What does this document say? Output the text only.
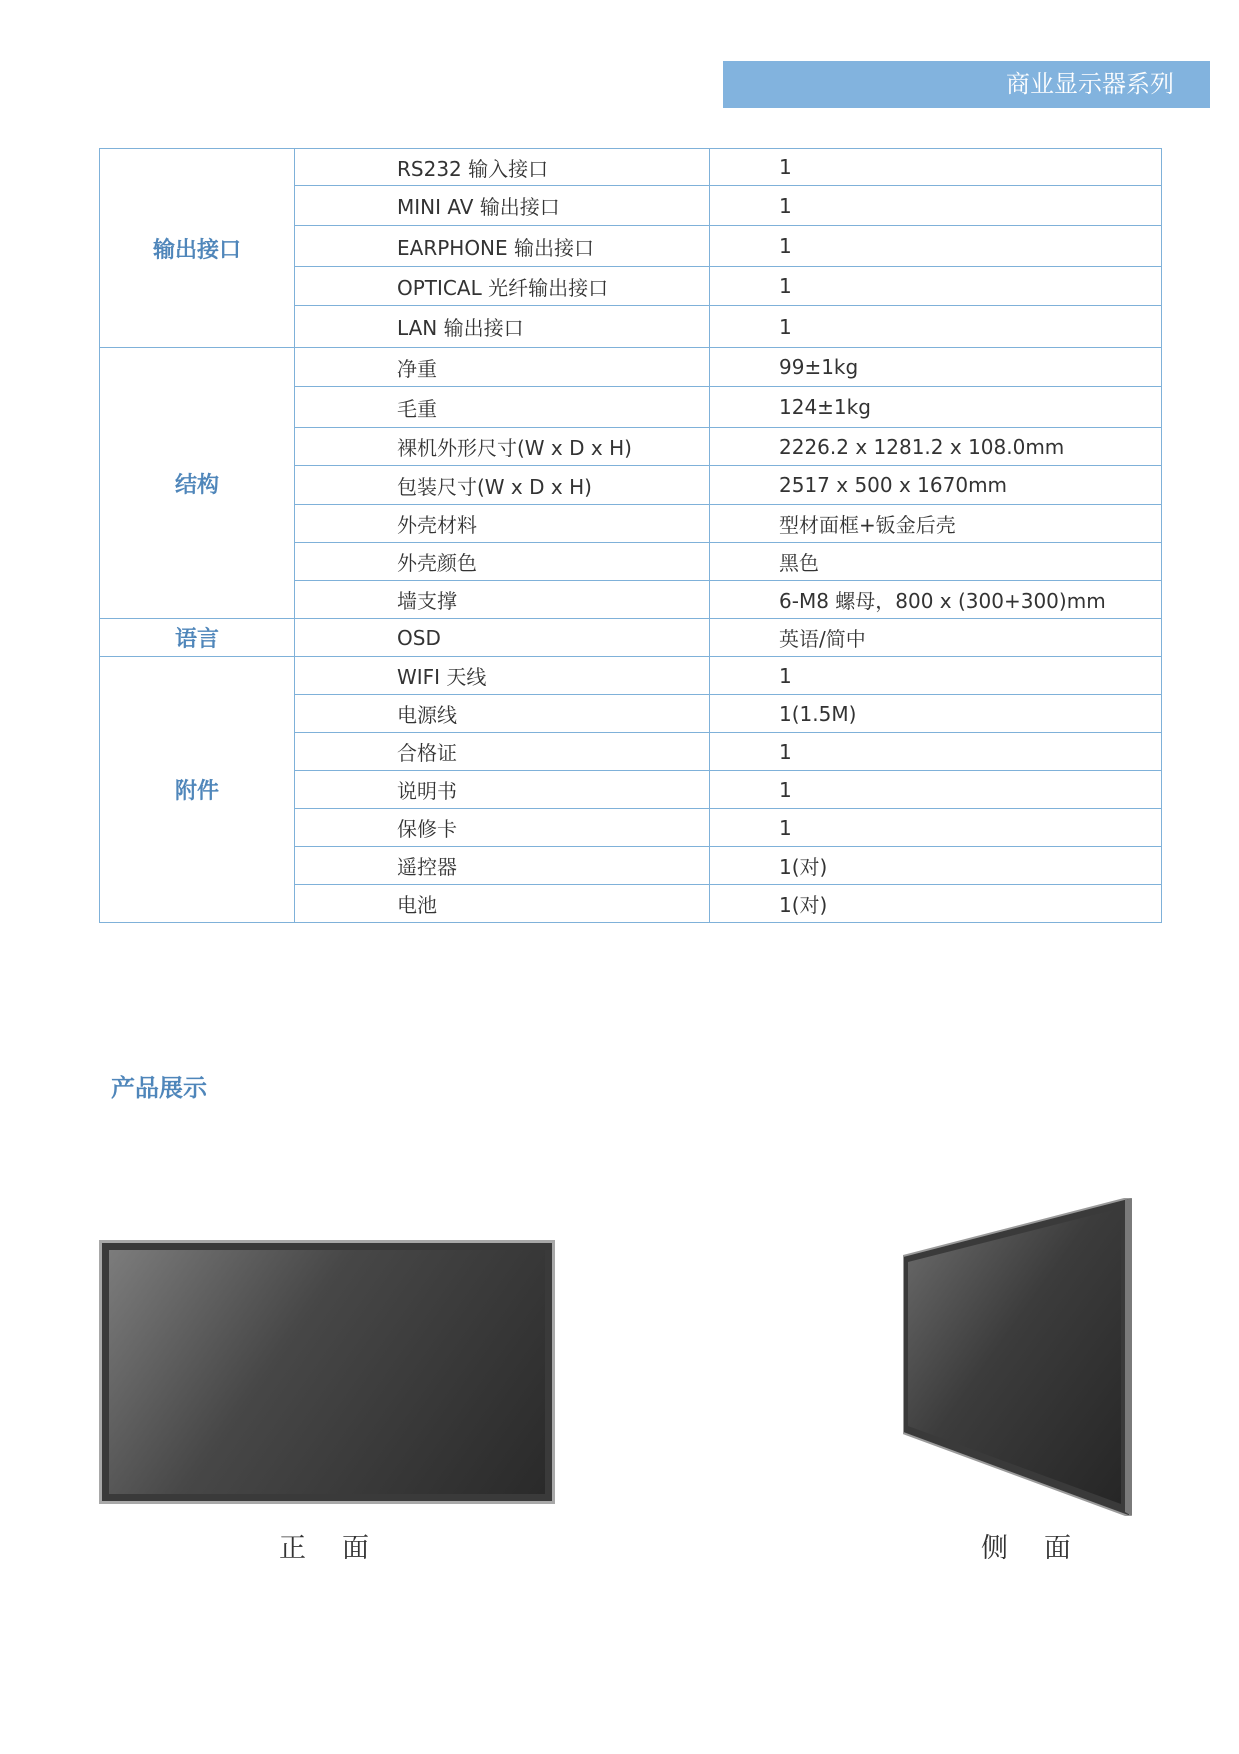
商业显示器系列
输出接口	RS232 输入接口	1
	MINI AV 输出接口	1
	EARPHONE 输出接口	1
	OPTICAL 光纤输出接口	1
	LAN 输出接口	1
结构	净重	99±1kg
	毛重	124±1kg
	裸机外形尺寸(W x D x H)	2226.2 x 1281.2 x 108.0mm
	包装尺寸(W x D x H)	2517 x 500 x 1670mm
	外壳材料	型材面框+钣金后壳
	外壳颜色	黑色
	墙支撑	6-M8 螺母，800 x (300+300)mm
语言	OSD	英语/简中
附件	WIFI 天线	1
	电源线	1(1.5M)
	合格证	1
	说明书	1
	保修卡	1
	遥控器	1(对)
	电池	1(对)
产品展示
正面	侧面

..........

**WHAT IS REQUIRED**
Output the data exactly. Pictures don't belong in the result.

**EXPECTED ANSWER**
What does this document say? Output the text only.
商业显示器系列
输出接口	RS232 输入接口	1
	MINI AV 输出接口	1
	EARPHONE 输出接口	1
	OPTICAL 光纤输出接口	1
	LAN 输出接口	1
结构	净重	99±1kg
	毛重	124±1kg
	裸机外形尺寸(W x D x H)	2226.2 x 1281.2 x 108.0mm
	包装尺寸(W x D x H)	2517 x 500 x 1670mm
	外壳材料	型材面框+钣金后壳
	外壳颜色	黑色
	墙支撑	6-M8 螺母，800 x (300+300)mm
语言	OSD	英语/简中
附件	WIFI 天线	1
	电源线	1(1.5M)
	合格证	1
	说明书	1
	保修卡	1
	遥控器	1(对)
	电池	1(对)
产品展示
正面	侧面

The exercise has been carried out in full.